§ Source text
Clarence Wallace v.

U.S. Court of Appeals for the Third Circuit

Clarence Wallace v.

Opinion

BLD-211 NOT PRECEDENTIAL

UNITED STATES COURT OF APPEALS FOR THE THIRD CIRCUIT ___________

No. 22-1902 ___________

IN RE: CLARENCE WALLACE, Petitioner ____________________________________

On a Petition for Writ of Mandamus from the United States District Court for the Eastern District of Pennsylvania (Related to Cr. No. 2-02-cr-00197-001) ____________________________________

Submitted Pursuant to Rule 21, Fed. R. App. P. August 4, 2022

Before: MCKEE1, GREENAWAY, JR., and PORTER, Circuit Judges

(Opinion filed January 9, 2023) _________

OPINION* _________

PER CURIAM

Clarence Wallace petitions this Court for a writ of mandamus pursuant to

28 U.S.C. § 1651

. For the following reasons, we will deny the petition.

In 2001, Wallace was convicted of multiple federal crimes related to his

participation in the armed robbery of two banks. The District Court denied his numerous

1 Judge McKee assumed senior status on October 21, 2022. * This disposition is not an opinion of the full Court and pursuant to I.O.P. 5.7 does not constitute binding precedent. post-conviction motions and sentenced Wallace to 960 months’ imprisonment. Wallace

subsequently filed a motion pursuant to Fed. R. Civ. P. 60(b) alleging fraud on the Court,

which the District Court denied for lack of jurisdiction. This Court affirmed his

judgment of conviction and the denial of his post-judgment motions on direct appeal.

See United States v. Wallace,

135 F. App’x 527

(3d Cir. 2005). In our opinion, we

agreed with the Government that

Wallace has, in numerous letters to the district court and this Court, in complaints to the bar association, and in his motions, made facially absurd allegations that government counsel, the case agent, and his trial counsel are ‘corrupt law handlers’ involved in the creation of evidence and the subornation of perjury. He claims this ‘conspiracy’ to subvert justice was aided by post-trial counsel, appellate counsel, and, apparently, even the trial judge.

§ Instruction 1
In the court opinion, rewrite the paragraph that begins "Clarence Wallace petitions this Court" as a single shorter sentence that keeps its main facts.
§ Instruction 2
Write the next part of the court opinion on Wallace's mandamus petition, starting after its last sentence.

§ Provided data
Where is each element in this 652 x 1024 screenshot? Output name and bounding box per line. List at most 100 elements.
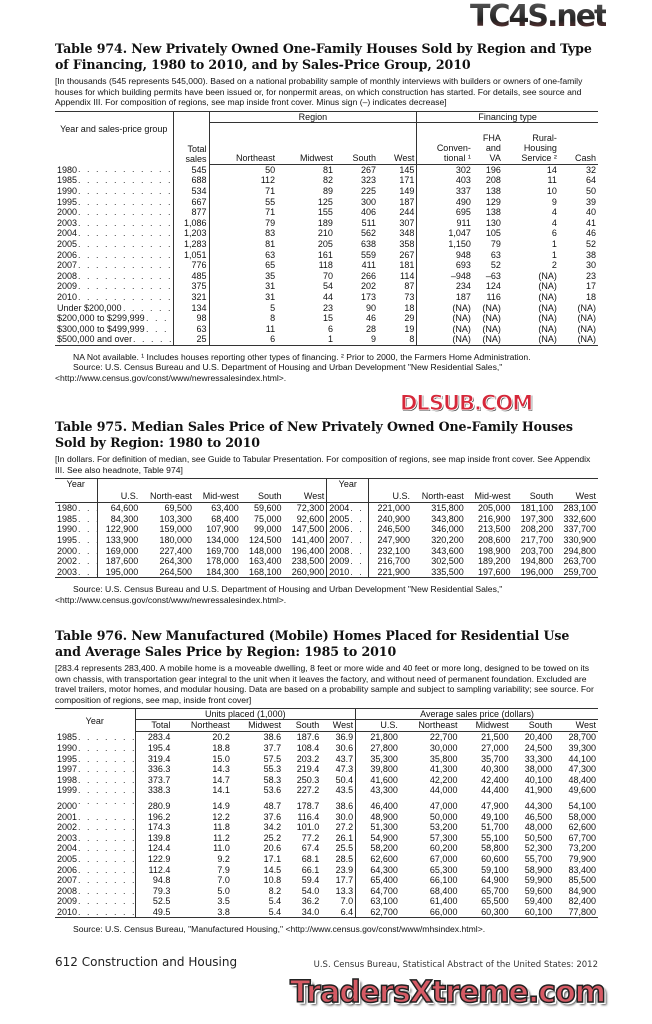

§ Task answer 1
The court will deny Wallace's petition for a writ of mandamus under 28 U.S.C. § 1651.

§ Task answer 2
Id. at 528

. We further noted that he had levied “a litany” of “conclusory and

unsubstantiated, indeed fantastic and patently frivolous” claims against his appellate

counsel.

Id.

(quotation marks omitted).

Wallace next filed a motion to vacate his sentence pursuant to

28 U.S.C. § 2255

,

which the District Court denied, noting that he continued with his “patently frivolous”

allegations that “the pre-trial and trial process were corrupt.” See ECF No. 154. We

declined to issue a certificate of appealability. C.A. No. 06-1943.

Before us now is Wallace’s mandamus petition, which is replete with the same

fantastical allegations of a wide-ranging conspiracy to convict him and far-fetched claims

of prosecutorial, attorney, and judicial misconduct. There is no basis in the petition for

granting this extraordinary remedy. See Sporck v. Peil,

759 F.2d 312, 314

(3d Cir. 1985)

2 (recognizing that issuance of a writ of mandamus is an appropriate remedy in

extraordinary circumstances only).

Wallace alleges that some of his motions are “still pending” and have not been

adjudicated or “settled” by the District Court. Although “an appellate court may issue a

writ of mandamus on the ground that undue delay is tantamount to a failure to exercise

jurisdiction,” Madden v. Myers,

102 F.3d 74, 79

(3d Cir. 1996), Wallace fails to point to

any specific motion that remains pending before the District Court, nor is one evident

from a review of the docket. To the extent that Wallace complains that the District Court

failed to fully address his claims in his motions, he could have raised those arguments on

direct appeal or in his motion for a certificate of appealability. See

id. at 77

(recognizing

that mandamus cannot be used as a substitute for an appeal).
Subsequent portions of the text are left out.